-- Challenge --
Return every line of the material exactly.

━━━━━━━━━━

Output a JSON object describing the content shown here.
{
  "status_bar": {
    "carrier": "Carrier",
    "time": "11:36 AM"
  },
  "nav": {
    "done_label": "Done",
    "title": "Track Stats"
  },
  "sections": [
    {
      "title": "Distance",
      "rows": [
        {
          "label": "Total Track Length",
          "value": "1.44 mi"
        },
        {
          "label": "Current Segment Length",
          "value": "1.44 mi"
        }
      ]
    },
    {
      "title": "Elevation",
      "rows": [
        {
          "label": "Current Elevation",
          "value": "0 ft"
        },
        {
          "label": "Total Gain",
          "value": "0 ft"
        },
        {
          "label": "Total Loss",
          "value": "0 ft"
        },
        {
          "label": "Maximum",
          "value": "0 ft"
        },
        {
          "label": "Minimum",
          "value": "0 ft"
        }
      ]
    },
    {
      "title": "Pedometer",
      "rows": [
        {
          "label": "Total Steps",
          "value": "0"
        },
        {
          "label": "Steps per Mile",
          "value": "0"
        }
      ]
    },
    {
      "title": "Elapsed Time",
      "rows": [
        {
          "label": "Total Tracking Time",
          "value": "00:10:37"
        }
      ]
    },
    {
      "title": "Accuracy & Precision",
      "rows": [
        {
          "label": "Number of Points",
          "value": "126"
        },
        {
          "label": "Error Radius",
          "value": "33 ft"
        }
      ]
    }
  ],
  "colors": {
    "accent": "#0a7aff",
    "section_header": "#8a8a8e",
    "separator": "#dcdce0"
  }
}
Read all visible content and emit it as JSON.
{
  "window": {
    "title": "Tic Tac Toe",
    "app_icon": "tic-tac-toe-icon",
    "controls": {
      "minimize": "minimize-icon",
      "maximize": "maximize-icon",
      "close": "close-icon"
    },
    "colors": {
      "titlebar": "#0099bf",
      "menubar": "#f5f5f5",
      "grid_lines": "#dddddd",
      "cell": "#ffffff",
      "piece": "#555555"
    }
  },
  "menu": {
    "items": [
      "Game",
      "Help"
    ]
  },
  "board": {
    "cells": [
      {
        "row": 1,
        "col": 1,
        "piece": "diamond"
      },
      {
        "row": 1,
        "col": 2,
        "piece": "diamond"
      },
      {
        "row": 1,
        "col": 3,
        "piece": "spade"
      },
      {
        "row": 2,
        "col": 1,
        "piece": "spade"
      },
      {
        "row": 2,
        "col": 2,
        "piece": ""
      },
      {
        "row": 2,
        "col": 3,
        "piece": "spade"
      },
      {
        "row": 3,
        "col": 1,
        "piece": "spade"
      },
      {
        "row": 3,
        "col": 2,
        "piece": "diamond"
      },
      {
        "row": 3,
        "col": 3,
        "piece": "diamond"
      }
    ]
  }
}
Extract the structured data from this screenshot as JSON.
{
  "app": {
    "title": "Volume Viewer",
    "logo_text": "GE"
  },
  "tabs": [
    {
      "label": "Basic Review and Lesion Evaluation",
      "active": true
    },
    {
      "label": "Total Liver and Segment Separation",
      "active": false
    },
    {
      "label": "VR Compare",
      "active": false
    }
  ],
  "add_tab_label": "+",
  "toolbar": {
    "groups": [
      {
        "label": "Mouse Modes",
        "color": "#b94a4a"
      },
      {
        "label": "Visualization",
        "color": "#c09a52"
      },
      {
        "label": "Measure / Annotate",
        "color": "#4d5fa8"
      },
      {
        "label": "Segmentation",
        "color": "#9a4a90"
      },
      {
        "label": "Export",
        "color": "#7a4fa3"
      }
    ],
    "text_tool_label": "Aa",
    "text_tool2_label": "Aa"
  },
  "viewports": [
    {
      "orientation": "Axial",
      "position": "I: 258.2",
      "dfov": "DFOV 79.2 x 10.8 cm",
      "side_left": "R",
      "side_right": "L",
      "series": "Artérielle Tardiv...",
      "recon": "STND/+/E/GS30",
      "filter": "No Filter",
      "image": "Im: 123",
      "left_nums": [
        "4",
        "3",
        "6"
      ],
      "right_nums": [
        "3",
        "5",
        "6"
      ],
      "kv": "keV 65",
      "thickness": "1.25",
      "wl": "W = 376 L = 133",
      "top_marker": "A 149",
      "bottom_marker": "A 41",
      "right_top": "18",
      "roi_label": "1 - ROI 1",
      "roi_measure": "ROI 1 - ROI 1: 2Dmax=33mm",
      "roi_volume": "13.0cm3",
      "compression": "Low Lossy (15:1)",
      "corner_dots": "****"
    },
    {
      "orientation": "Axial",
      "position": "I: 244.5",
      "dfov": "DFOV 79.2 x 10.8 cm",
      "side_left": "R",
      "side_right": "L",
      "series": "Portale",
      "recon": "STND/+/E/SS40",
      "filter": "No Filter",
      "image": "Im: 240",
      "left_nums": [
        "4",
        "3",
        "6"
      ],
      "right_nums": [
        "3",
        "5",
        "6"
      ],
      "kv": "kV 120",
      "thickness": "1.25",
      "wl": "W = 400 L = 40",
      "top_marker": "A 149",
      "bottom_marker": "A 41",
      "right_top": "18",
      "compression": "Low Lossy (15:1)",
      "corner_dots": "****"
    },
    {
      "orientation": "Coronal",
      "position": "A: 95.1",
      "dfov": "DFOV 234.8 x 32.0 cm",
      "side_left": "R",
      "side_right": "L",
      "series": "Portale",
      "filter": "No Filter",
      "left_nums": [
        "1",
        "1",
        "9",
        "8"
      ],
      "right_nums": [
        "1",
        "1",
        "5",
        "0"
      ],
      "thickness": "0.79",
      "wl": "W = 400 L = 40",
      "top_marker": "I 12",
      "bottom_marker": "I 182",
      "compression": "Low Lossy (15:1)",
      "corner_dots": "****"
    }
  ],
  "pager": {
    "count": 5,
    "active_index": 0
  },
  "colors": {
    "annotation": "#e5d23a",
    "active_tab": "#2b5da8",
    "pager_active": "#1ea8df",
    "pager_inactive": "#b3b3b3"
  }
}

━━━━━━━━━━

-- Complete answer --
Output a JSON object describing the content shown here.
{
  "status_bar": {
    "carrier": "Carrier",
    "time": "11:36 AM"
  },
  "nav": {
    "done_label": "Done",
    "title": "Track Stats"
  },
  "sections": [
    {
      "title": "Distance",
      "rows": [
        {
          "label": "Total Track Length",
          "value": "1.44 mi"
        },
        {
          "label": "Current Segment Length",
          "value": "1.44 mi"
        }
      ]
    },
    {
      "title": "Elevation",
      "rows": [
        {
          "label": "Current Elevation",
          "value": "0 ft"
        },
        {
          "label": "Total Gain",
          "value": "0 ft"
        },
        {
          "label": "Total Loss",
          "value": "0 ft"
        },
        {
          "label": "Maximum",
          "value": "0 ft"
        },
        {
          "label": "Minimum",
          "value": "0 ft"
        }
      ]
    },
    {
      "title": "Pedometer",
      "rows": [
        {
          "label": "Total Steps",
          "value": "0"
        },
        {
          "label": "Steps per Mile",
          "value": "0"
        }
      ]
    },
    {
      "title": "Elapsed Time",
      "rows": [
        {
          "label": "Total Tracking Time",
          "value": "00:10:37"
        }
      ]
    },
    {
      "title": "Accuracy & Precision",
      "rows": [
        {
          "label": "Number of Points",
          "value": "126"
        },
        {
          "label": "Error Radius",
          "value": "33 ft"
        }
      ]
    }
  ],
  "colors": {
    "accent": "#0a7aff",
    "section_header": "#8a8a8e",
    "separator": "#dcdce0"
  }
}
Read all visible content and emit it as JSON.
{
  "window": {
    "title": "Tic Tac Toe",
    "app_icon": "tic-tac-toe-icon",
    "controls": {
      "minimize": "minimize-icon",
      "maximize": "maximize-icon",
      "close": "close-icon"
    },
    "colors": {
      "titlebar": "#0099bf",
      "menubar": "#f5f5f5",
      "grid_lines": "#dddddd",
      "cell": "#ffffff",
      "piece": "#555555"
    }
  },
  "menu": {
    "items": [
      "Game",
      "Help"
    ]
  },
  "board": {
    "cells": [
      {
        "row": 1,
        "col": 1,
        "piece": "diamond"
      },
      {
        "row": 1,
        "col": 2,
        "piece": "diamond"
      },
      {
        "row": 1,
        "col": 3,
        "piece": "spade"
      },
      {
        "row": 2,
        "col": 1,
        "piece": "spade"
      },
      {
        "row": 2,
        "col": 2,
        "piece": ""
      },
      {
        "row": 2,
        "col": 3,
        "piece": "spade"
      },
      {
        "row": 3,
        "col": 1,
        "piece": "spade"
      },
      {
        "row": 3,
        "col": 2,
        "piece": "diamond"
      },
      {
        "row": 3,
        "col": 3,
        "piece": "diamond"
      }
    ]
  }
}
Extract the structured data from this screenshot as JSON.
{
  "app": {
    "title": "Volume Viewer",
    "logo_text": "GE"
  },
  "tabs": [
    {
      "label": "Basic Review and Lesion Evaluation",
      "active": true
    },
    {
      "label": "Total Liver and Segment Separation",
      "active": false
    },
    {
      "label": "VR Compare",
      "active": false
    }
  ],
  "add_tab_label": "+",
  "toolbar": {
    "groups": [
      {
        "label": "Mouse Modes",
        "color": "#b94a4a"
      },
      {
        "label": "Visualization",
        "color": "#c09a52"
      },
      {
        "label": "Measure / Annotate",
        "color": "#4d5fa8"
      },
      {
        "label": "Segmentation",
        "color": "#9a4a90"
      },
      {
        "label": "Export",
        "color": "#7a4fa3"
      }
    ],
    "text_tool_label": "Aa",
    "text_tool2_label": "Aa"
  },
  "viewports": [
    {
      "orientation": "Axial",
      "position": "I: 258.2",
      "dfov": "DFOV 79.2 x 10.8 cm",
      "side_left": "R",
      "side_right": "L",
      "series": "Artérielle Tardiv...",
      "recon": "STND/+/E/GS30",
      "filter": "No Filter",
      "image": "Im: 123",
      "left_nums": [
        "4",
        "3",
        "6"
      ],
      "right_nums": [
        "3",
        "5",
        "6"
      ],
      "kv": "keV 65",
      "thickness": "1.25",
      "wl": "W = 376 L = 133",
      "top_marker": "A 149",
      "bottom_marker": "A 41",
      "right_top": "18",
      "roi_label": "1 - ROI 1",
      "roi_measure": "ROI 1 - ROI 1: 2Dmax=33mm",
      "roi_volume": "13.0cm3",
      "compression": "Low Lossy (15:1)",
      "corner_dots": "****"
    },
    {
      "orientation": "Axial",
      "position": "I: 244.5",
      "dfov": "DFOV 79.2 x 10.8 cm",
      "side_left": "R",
      "side_right": "L",
      "series": "Portale",
      "recon": "STND/+/E/SS40",
      "filter": "No Filter",
      "image": "Im: 240",
      "left_nums": [
        "4",
        "3",
        "6"
      ],
      "right_nums": [
        "3",
        "5",
        "6"
      ],
      "kv": "kV 120",
      "thickness": "1.25",
      "wl": "W = 400 L = 40",
      "top_marker": "A 149",
      "bottom_marker": "A 41",
      "right_top": "18",
      "compression": "Low Lossy (15:1)",
      "corner_dots": "****"
    },
    {
      "orientation": "Coronal",
      "position": "A: 95.1",
      "dfov": "DFOV 234.8 x 32.0 cm",
      "side_left": "R",
      "side_right": "L",
      "series": "Portale",
      "filter": "No Filter",
      "left_nums": [
        "1",
        "1",
        "9",
        "8"
      ],
      "right_nums": [
        "1",
        "1",
        "5",
        "0"
      ],
      "thickness": "0.79",
      "wl": "W = 400 L = 40",
      "top_marker": "I 12",
      "bottom_marker": "I 182",
      "compression": "Low Lossy (15:1)",
      "corner_dots": "****"
    }
  ],
  "pager": {
    "count": 5,
    "active_index": 0
  },
  "colors": {
    "annotation": "#e5d23a",
    "active_tab": "#2b5da8",
    "pager_active": "#1ea8df",
    "pager_inactive": "#b3b3b3"
  }
}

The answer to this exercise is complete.